▶ **EXERCISE AIM**
Repeat every record below exactly, leaving out the pictures.

═════ DATA FOR THIS TASK ═════

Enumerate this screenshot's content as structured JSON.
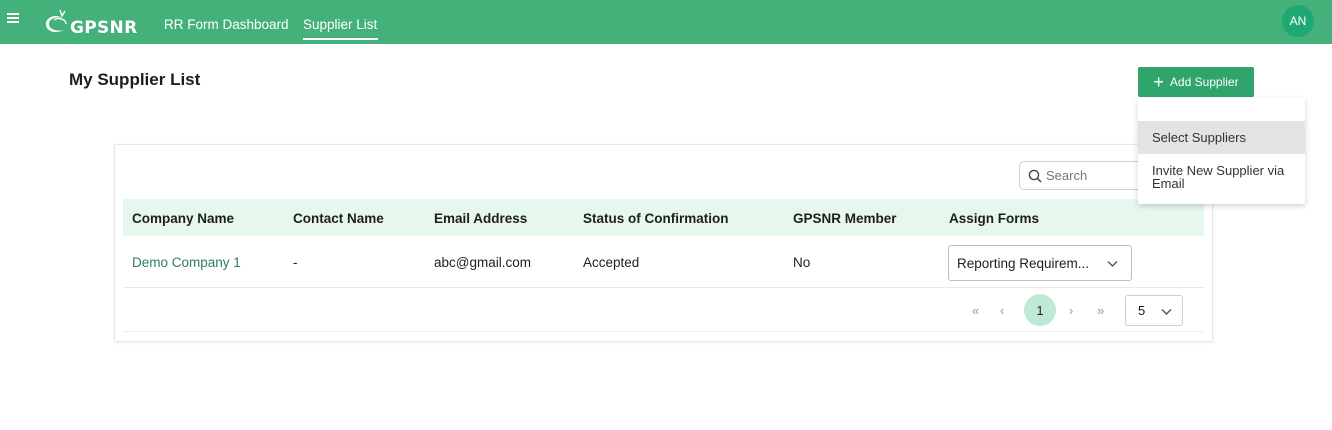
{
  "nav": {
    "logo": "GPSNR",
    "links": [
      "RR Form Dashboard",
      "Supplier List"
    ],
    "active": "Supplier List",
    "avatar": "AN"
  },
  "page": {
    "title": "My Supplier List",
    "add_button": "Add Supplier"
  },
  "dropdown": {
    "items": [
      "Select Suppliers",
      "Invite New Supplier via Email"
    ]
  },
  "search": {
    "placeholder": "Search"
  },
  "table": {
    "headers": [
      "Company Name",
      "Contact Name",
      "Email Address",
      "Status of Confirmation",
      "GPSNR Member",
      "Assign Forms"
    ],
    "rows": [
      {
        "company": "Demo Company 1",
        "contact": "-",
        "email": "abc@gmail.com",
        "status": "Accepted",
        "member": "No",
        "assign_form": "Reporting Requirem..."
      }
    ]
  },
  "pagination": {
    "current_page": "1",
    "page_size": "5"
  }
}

═════

▶ **SOLUTION FOR THIS EXERCISE**
Enumerate this screenshot's content as structured JSON.
{
  "nav": {
    "logo": "GPSNR",
    "links": [
      "RR Form Dashboard",
      "Supplier List"
    ],
    "active": "Supplier List",
    "avatar": "AN"
  },
  "page": {
    "title": "My Supplier List",
    "add_button": "Add Supplier"
  },
  "dropdown": {
    "items": [
      "Select Suppliers",
      "Invite New Supplier via Email"
    ]
  },
  "search": {
    "placeholder": "Search"
  },
  "table": {
    "headers": [
      "Company Name",
      "Contact Name",
      "Email Address",
      "Status of Confirmation",
      "GPSNR Member",
      "Assign Forms"
    ],
    "rows": [
      {
        "company": "Demo Company 1",
        "contact": "-",
        "email": "abc@gmail.com",
        "status": "Accepted",
        "member": "No",
        "assign_form": "Reporting Requirem..."
      }
    ]
  },
  "pagination": {
    "current_page": "1",
    "page_size": "5"
  }
}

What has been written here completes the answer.